Short task: Please reproduce every record, keeping each one exactly as written.

Data for this exercise:
* Begin *

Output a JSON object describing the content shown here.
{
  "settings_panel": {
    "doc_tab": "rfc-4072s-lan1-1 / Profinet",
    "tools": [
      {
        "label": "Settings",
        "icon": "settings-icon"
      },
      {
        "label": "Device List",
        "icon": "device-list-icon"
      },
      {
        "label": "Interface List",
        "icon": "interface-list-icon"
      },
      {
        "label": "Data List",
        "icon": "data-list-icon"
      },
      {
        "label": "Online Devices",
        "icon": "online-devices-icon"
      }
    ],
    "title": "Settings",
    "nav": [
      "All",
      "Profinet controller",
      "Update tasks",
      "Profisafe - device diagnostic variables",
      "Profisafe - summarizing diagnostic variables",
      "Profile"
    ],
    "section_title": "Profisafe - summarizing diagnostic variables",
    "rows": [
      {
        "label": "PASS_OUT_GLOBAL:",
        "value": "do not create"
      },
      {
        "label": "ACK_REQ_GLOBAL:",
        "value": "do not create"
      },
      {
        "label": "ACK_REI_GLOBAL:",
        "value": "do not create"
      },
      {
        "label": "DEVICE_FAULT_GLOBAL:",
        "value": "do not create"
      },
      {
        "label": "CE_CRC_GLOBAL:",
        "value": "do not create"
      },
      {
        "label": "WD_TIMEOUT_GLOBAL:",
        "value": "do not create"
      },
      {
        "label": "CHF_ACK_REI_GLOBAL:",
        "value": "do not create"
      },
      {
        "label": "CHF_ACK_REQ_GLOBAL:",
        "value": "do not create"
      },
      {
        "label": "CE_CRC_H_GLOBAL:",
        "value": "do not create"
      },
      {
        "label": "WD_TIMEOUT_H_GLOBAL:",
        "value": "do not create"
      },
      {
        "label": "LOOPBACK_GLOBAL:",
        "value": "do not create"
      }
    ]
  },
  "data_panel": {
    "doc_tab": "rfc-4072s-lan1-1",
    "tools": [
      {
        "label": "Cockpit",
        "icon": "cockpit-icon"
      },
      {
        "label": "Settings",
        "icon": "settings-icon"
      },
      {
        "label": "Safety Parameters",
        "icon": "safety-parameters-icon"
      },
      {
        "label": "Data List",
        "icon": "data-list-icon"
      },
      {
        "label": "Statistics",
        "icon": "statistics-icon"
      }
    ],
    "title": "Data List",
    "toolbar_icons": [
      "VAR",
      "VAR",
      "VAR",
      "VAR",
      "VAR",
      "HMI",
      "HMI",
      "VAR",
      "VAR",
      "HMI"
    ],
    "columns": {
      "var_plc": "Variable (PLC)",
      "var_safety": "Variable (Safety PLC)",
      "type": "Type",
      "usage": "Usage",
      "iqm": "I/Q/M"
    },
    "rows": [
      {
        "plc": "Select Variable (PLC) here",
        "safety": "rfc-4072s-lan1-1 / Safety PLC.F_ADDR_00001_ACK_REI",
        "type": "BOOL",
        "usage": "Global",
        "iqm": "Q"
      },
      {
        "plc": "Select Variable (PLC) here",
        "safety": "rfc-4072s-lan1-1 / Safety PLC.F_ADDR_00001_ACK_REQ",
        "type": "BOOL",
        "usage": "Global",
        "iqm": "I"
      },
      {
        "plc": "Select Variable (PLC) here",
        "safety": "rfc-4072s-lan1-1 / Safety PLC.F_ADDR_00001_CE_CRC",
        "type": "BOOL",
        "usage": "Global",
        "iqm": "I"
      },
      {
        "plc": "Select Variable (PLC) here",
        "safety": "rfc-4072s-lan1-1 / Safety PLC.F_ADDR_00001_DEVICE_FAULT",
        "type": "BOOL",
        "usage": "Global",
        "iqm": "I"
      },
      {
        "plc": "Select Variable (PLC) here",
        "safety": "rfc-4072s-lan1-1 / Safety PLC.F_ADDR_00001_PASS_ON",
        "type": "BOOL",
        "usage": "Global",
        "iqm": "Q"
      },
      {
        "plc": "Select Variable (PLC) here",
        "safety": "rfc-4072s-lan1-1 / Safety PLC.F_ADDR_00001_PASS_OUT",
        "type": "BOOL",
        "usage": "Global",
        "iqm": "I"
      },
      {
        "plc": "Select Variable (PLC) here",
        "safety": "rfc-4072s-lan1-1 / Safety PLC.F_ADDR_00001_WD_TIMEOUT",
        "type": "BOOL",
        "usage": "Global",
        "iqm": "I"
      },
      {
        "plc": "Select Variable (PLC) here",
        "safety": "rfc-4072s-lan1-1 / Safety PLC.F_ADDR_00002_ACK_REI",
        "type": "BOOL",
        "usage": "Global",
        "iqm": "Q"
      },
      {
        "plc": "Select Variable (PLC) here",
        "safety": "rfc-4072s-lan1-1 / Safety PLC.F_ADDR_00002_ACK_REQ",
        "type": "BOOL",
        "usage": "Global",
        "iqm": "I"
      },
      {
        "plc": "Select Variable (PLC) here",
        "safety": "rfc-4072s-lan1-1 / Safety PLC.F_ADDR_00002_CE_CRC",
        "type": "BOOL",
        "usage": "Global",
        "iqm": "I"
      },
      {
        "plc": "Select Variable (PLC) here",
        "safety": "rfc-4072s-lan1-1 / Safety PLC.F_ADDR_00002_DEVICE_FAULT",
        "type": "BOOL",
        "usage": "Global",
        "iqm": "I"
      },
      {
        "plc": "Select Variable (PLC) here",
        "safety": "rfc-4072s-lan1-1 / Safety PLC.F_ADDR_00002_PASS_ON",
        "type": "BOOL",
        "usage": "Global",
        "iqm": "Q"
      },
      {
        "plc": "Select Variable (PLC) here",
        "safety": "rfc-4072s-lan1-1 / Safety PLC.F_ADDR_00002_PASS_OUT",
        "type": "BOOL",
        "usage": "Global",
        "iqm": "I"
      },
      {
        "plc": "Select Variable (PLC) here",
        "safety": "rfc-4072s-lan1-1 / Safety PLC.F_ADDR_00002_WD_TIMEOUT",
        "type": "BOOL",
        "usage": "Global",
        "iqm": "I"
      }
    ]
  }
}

* End *

Response to the task:
Output a JSON object describing the content shown here.
{
  "settings_panel": {
    "doc_tab": "rfc-4072s-lan1-1 / Profinet",
    "tools": [
      {
        "label": "Settings",
        "icon": "settings-icon"
      },
      {
        "label": "Device List",
        "icon": "device-list-icon"
      },
      {
        "label": "Interface List",
        "icon": "interface-list-icon"
      },
      {
        "label": "Data List",
        "icon": "data-list-icon"
      },
      {
        "label": "Online Devices",
        "icon": "online-devices-icon"
      }
    ],
    "title": "Settings",
    "nav": [
      "All",
      "Profinet controller",
      "Update tasks",
      "Profisafe - device diagnostic variables",
      "Profisafe - summarizing diagnostic variables",
      "Profile"
    ],
    "section_title": "Profisafe - summarizing diagnostic variables",
    "rows": [
      {
        "label": "PASS_OUT_GLOBAL:",
        "value": "do not create"
      },
      {
        "label": "ACK_REQ_GLOBAL:",
        "value": "do not create"
      },
      {
        "label": "ACK_REI_GLOBAL:",
        "value": "do not create"
      },
      {
        "label": "DEVICE_FAULT_GLOBAL:",
        "value": "do not create"
      },
      {
        "label": "CE_CRC_GLOBAL:",
        "value": "do not create"
      },
      {
        "label": "WD_TIMEOUT_GLOBAL:",
        "value": "do not create"
      },
      {
        "label": "CHF_ACK_REI_GLOBAL:",
        "value": "do not create"
      },
      {
        "label": "CHF_ACK_REQ_GLOBAL:",
        "value": "do not create"
      },
      {
        "label": "CE_CRC_H_GLOBAL:",
        "value": "do not create"
      },
      {
        "label": "WD_TIMEOUT_H_GLOBAL:",
        "value": "do not create"
      },
      {
        "label": "LOOPBACK_GLOBAL:",
        "value": "do not create"
      }
    ]
  },
  "data_panel": {
    "doc_tab": "rfc-4072s-lan1-1",
    "tools": [
      {
        "label": "Cockpit",
        "icon": "cockpit-icon"
      },
      {
        "label": "Settings",
        "icon": "settings-icon"
      },
      {
        "label": "Safety Parameters",
        "icon": "safety-parameters-icon"
      },
      {
        "label": "Data List",
        "icon": "data-list-icon"
      },
      {
        "label": "Statistics",
        "icon": "statistics-icon"
      }
    ],
    "title": "Data List",
    "toolbar_icons": [
      "VAR",
      "VAR",
      "VAR",
      "VAR",
      "VAR",
      "HMI",
      "HMI",
      "VAR",
      "VAR",
      "HMI"
    ],
    "columns": {
      "var_plc": "Variable (PLC)",
      "var_safety": "Variable (Safety PLC)",
      "type": "Type",
      "usage": "Usage",
      "iqm": "I/Q/M"
    },
    "rows": [
      {
        "plc": "Select Variable (PLC) here",
        "safety": "rfc-4072s-lan1-1 / Safety PLC.F_ADDR_00001_ACK_REI",
        "type": "BOOL",
        "usage": "Global",
        "iqm": "Q"
      },
      {
        "plc": "Select Variable (PLC) here",
        "safety": "rfc-4072s-lan1-1 / Safety PLC.F_ADDR_00001_ACK_REQ",
        "type": "BOOL",
        "usage": "Global",
        "iqm": "I"
      },
      {
        "plc": "Select Variable (PLC) here",
        "safety": "rfc-4072s-lan1-1 / Safety PLC.F_ADDR_00001_CE_CRC",
        "type": "BOOL",
        "usage": "Global",
        "iqm": "I"
      },
      {
        "plc": "Select Variable (PLC) here",
        "safety": "rfc-4072s-lan1-1 / Safety PLC.F_ADDR_00001_DEVICE_FAULT",
        "type": "BOOL",
        "usage": "Global",
        "iqm": "I"
      },
      {
        "plc": "Select Variable (PLC) here",
        "safety": "rfc-4072s-lan1-1 / Safety PLC.F_ADDR_00001_PASS_ON",
        "type": "BOOL",
        "usage": "Global",
        "iqm": "Q"
      },
      {
        "plc": "Select Variable (PLC) here",
        "safety": "rfc-4072s-lan1-1 / Safety PLC.F_ADDR_00001_PASS_OUT",
        "type": "BOOL",
        "usage": "Global",
        "iqm": "I"
      },
      {
        "plc": "Select Variable (PLC) here",
        "safety": "rfc-4072s-lan1-1 / Safety PLC.F_ADDR_00001_WD_TIMEOUT",
        "type": "BOOL",
        "usage": "Global",
        "iqm": "I"
      },
      {
        "plc": "Select Variable (PLC) here",
        "safety": "rfc-4072s-lan1-1 / Safety PLC.F_ADDR_00002_ACK_REI",
        "type": "BOOL",
        "usage": "Global",
        "iqm": "Q"
      },
      {
        "plc": "Select Variable (PLC) here",
        "safety": "rfc-4072s-lan1-1 / Safety PLC.F_ADDR_00002_ACK_REQ",
        "type": "BOOL",
        "usage": "Global",
        "iqm": "I"
      },
      {
        "plc": "Select Variable (PLC) here",
        "safety": "rfc-4072s-lan1-1 / Safety PLC.F_ADDR_00002_CE_CRC",
        "type": "BOOL",
        "usage": "Global",
        "iqm": "I"
      },
      {
        "plc": "Select Variable (PLC) here",
        "safety": "rfc-4072s-lan1-1 / Safety PLC.F_ADDR_00002_DEVICE_FAULT",
        "type": "BOOL",
        "usage": "Global",
        "iqm": "I"
      },
      {
        "plc": "Select Variable (PLC) here",
        "safety": "rfc-4072s-lan1-1 / Safety PLC.F_ADDR_00002_PASS_ON",
        "type": "BOOL",
        "usage": "Global",
        "iqm": "Q"
      },
      {
        "plc": "Select Variable (PLC) here",
        "safety": "rfc-4072s-lan1-1 / Safety PLC.F_ADDR_00002_PASS_OUT",
        "type": "BOOL",
        "usage": "Global",
        "iqm": "I"
      },
      {
        "plc": "Select Variable (PLC) here",
        "safety": "rfc-4072s-lan1-1 / Safety PLC.F_ADDR_00002_WD_TIMEOUT",
        "type": "BOOL",
        "usage": "Global",
        "iqm": "I"
      }
    ]
  }
}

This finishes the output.